JOBS >>
• a. In the conversation with the dog, what was making the noise like someone eating a baseball bat?
• b. Continue the dialogue about the hungry dog and the sweet potato, starting after its final line.

PROVIDED TEXT >>
⟨

The longer version, summarized in conversation form:

Dog: I am starving.
Me: Actually, no. You aren't starving. You get two very good meals a day. And treats. And Best Beloved fed you extra food while I was gone.
Me: I saw you get fed not four hours ago! You are not starving.
Dog: Pity me, a sad and tragic creature, for I can barely walk, I am so starving. WOE.
Me: I am now ignoring you.
Dog: Did you hear me? I am starving.
Dog: Are you seriously ignoring me? Fine.

[There is a pause, during which the dog exits the room in a pointed manner.]

[From the kitchen, there comes a noise like someone is eating a baseball bat.]

Me, yelling: What the hell are you doing?
Me: *makes haste for the kitchen and finds dog there*
Dog: *picks up entire raw sweet potato, which is what was causing the baseball bat noise, and flees for the bedroom*
Me: *chases dog, retrieves most of sweet potato, less the portion which has disappeared into dog's gullet*
Me: ...That can't be good for you. It's a RAW SWEET POTATO.
Dog: I had to do it. I haven't been fed. Ever.
Me: You realize you aren't normal. Normal dogs don't steal raw sweet potatoes.
Dog, sadly: I was badly brought up.
Me: Yes. Yes, you were.
Dog: By people who starved me.
Me: Oh, no. I am not doing this again.
Me: *exits the room, bearing sweet potato*

[There is a pause.]

[There is a noise like someone is trying to eat a baseball bat very very quietly.]

Me: Oh, for the love of GOD.
Me: *heads off to the kitchen*
Dog: I am not eating a raw sweet potato.

⟩

MATERIAL >>
⟨

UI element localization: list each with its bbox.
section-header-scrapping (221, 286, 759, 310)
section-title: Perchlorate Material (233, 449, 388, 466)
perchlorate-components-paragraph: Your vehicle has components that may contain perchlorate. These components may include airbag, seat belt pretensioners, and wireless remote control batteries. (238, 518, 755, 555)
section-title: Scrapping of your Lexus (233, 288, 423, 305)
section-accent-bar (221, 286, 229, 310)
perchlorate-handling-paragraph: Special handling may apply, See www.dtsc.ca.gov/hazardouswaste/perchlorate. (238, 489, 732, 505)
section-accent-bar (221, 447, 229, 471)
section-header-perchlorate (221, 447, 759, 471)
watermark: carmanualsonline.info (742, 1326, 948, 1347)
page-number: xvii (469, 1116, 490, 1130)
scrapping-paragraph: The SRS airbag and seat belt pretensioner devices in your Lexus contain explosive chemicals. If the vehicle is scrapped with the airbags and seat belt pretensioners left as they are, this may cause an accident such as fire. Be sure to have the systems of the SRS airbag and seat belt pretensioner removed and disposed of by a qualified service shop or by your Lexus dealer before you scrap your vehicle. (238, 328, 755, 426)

⟩
⟨

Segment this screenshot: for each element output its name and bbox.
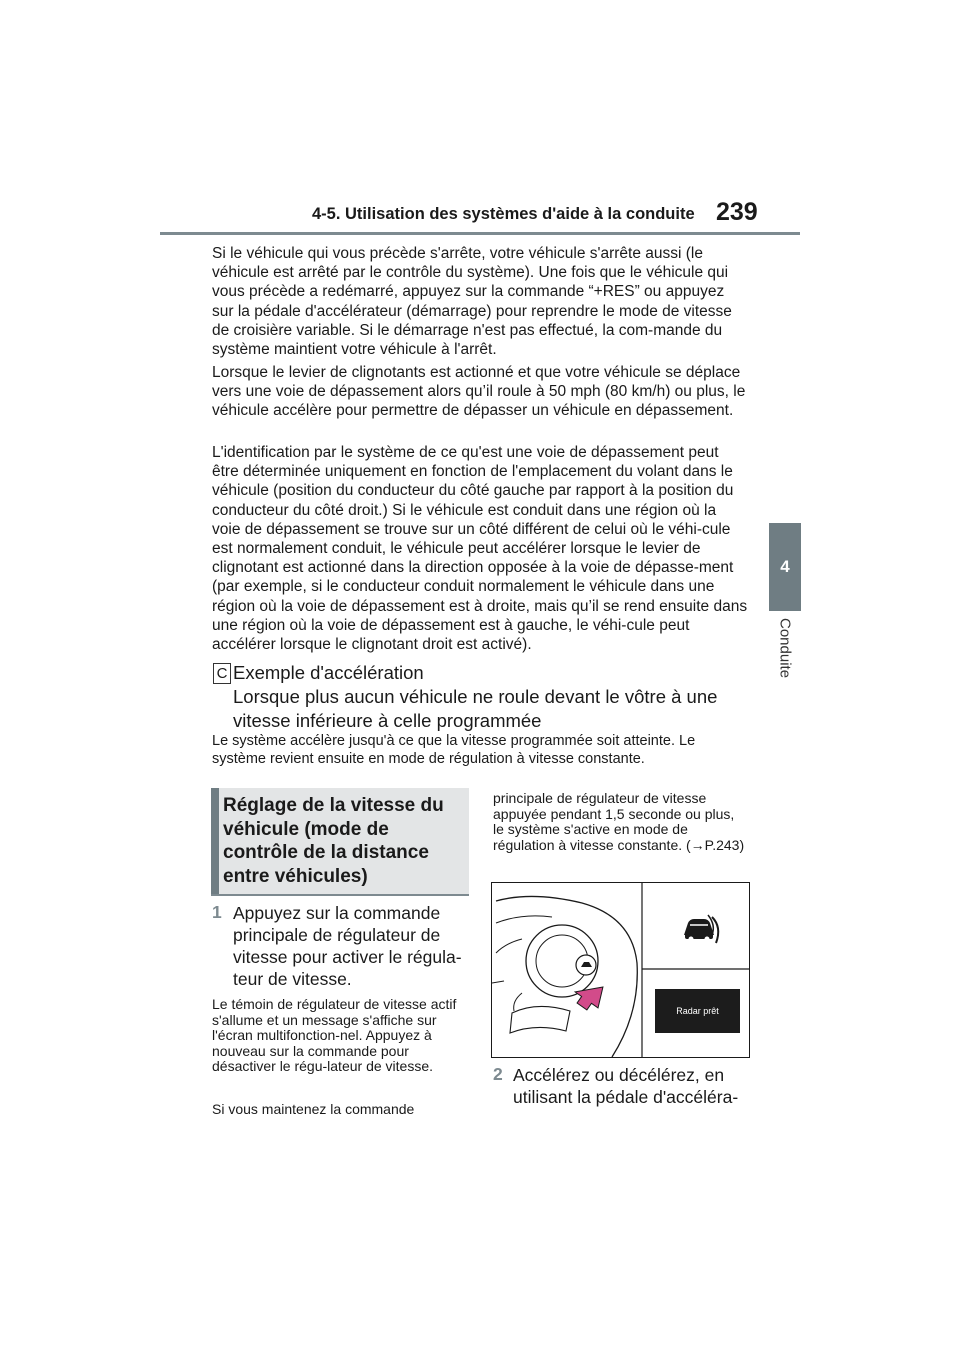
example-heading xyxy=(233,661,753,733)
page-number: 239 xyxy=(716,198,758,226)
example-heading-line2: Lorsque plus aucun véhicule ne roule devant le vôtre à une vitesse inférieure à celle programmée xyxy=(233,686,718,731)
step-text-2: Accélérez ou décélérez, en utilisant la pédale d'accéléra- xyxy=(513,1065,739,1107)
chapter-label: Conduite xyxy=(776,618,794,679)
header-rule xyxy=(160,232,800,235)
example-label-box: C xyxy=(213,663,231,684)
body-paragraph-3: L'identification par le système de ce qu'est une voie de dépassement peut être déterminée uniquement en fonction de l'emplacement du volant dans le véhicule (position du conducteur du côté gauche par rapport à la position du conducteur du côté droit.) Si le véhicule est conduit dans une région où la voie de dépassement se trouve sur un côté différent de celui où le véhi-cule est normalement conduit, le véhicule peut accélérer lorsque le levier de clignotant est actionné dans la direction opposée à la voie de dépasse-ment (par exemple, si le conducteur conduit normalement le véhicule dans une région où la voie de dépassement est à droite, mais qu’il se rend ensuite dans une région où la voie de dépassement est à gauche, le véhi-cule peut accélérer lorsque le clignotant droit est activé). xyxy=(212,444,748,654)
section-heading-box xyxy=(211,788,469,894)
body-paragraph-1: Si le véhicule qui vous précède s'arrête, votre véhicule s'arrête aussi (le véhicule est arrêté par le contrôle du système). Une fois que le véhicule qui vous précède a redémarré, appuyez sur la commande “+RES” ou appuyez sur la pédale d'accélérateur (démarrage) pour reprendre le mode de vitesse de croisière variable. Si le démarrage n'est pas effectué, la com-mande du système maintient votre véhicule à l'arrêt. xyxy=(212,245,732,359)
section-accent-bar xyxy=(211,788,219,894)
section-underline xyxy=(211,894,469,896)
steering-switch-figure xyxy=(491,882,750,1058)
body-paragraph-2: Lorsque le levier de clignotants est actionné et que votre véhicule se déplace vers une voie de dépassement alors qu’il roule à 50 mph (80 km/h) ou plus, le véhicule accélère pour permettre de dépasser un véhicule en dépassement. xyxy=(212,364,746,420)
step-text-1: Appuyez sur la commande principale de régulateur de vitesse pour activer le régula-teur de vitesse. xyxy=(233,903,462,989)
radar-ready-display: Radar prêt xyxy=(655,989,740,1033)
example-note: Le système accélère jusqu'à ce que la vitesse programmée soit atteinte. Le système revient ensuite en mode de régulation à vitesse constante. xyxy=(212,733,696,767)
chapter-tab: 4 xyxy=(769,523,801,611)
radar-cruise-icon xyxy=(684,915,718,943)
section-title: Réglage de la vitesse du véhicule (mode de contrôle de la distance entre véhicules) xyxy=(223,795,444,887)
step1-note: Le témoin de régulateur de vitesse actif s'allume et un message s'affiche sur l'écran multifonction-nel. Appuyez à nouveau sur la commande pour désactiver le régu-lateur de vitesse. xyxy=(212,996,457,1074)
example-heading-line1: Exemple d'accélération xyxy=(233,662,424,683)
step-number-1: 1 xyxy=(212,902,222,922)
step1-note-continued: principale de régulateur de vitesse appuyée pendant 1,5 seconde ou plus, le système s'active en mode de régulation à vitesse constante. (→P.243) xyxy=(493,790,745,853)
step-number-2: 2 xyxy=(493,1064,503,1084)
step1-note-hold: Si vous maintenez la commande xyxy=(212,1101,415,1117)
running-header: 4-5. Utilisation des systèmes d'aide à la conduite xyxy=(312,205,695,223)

⟩
⟨

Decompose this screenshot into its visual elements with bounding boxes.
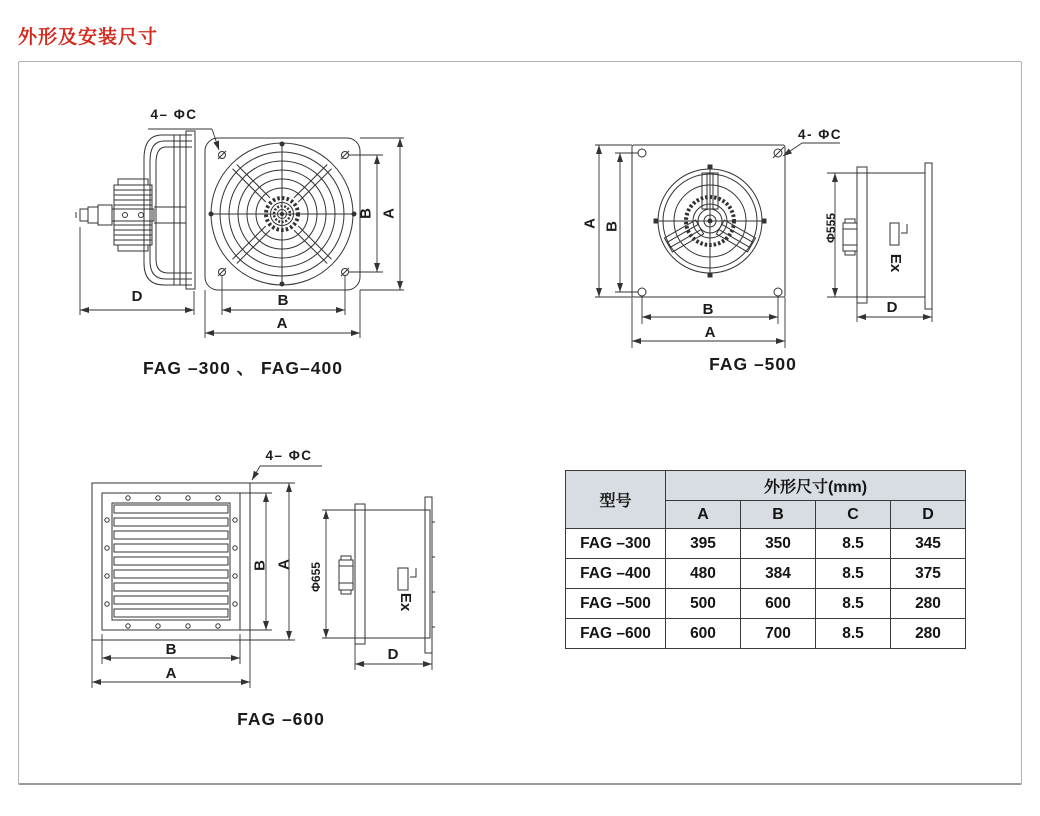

⟩

SOLVED PROBLEMS >>
• a. The dog eating an entire raw sweet potato.

• b.
Me: You have sweet potato parts all over your snout.
Dog: But you don't actually SEE a raw sweet potato, do you? So maybe that's just - um. A birthmark.
Me: Did you seriously eat a whole sweet potato?
Dog: You don't listen. I told you, I wasn't eating a sweet potato.
Me, searching around fruitlessly: Look. NO MORE SWEET POTATOES.
Me: Oh, what am I saying? This is you we're talking about, here. *goes to hide all the sweet potatoes that are left - which isn't many - in the fridge, because some people cannot be trusted*
Dog: *attempts to look thwarted*
Dog: *does not succeed, because her tail is wagging so hard small cyclones are forming in the kitchen*
Me: *has a very bad feeling about this*

[There is a pause, during which I do not even bother trying to return to what I was doing. I just stand in the computer room, waiting.]

[There is, as I wholly expected, a baseball-bat-eating noise.]

Me, stomping back to the kitchen: OKAY. GIVE ME THE DAMNED SWEET POTATO.
Dog, looking up guiltily: What sweet potato?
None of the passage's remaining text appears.